Your goal — A faithful transcription of all the data is required.

Records to use —
^^^^

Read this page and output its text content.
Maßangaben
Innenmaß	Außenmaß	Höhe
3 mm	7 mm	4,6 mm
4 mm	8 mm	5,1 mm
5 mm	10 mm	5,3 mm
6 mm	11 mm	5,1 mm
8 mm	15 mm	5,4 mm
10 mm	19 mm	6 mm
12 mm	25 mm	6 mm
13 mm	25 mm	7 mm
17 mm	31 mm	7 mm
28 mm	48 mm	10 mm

^^^^

Answer in full —
Read this page and output its text content.
Maßangaben
Innenmaß	Außenmaß	Höhe
3 mm	7 mm	4,6 mm
4 mm	8 mm	5,1 mm
5 mm	10 mm	5,3 mm
6 mm	11 mm	5,1 mm
8 mm	15 mm	5,4 mm
10 mm	19 mm	6 mm
12 mm	25 mm	6 mm
13 mm	25 mm	7 mm
17 mm	31 mm	7 mm
28 mm	48 mm	10 mm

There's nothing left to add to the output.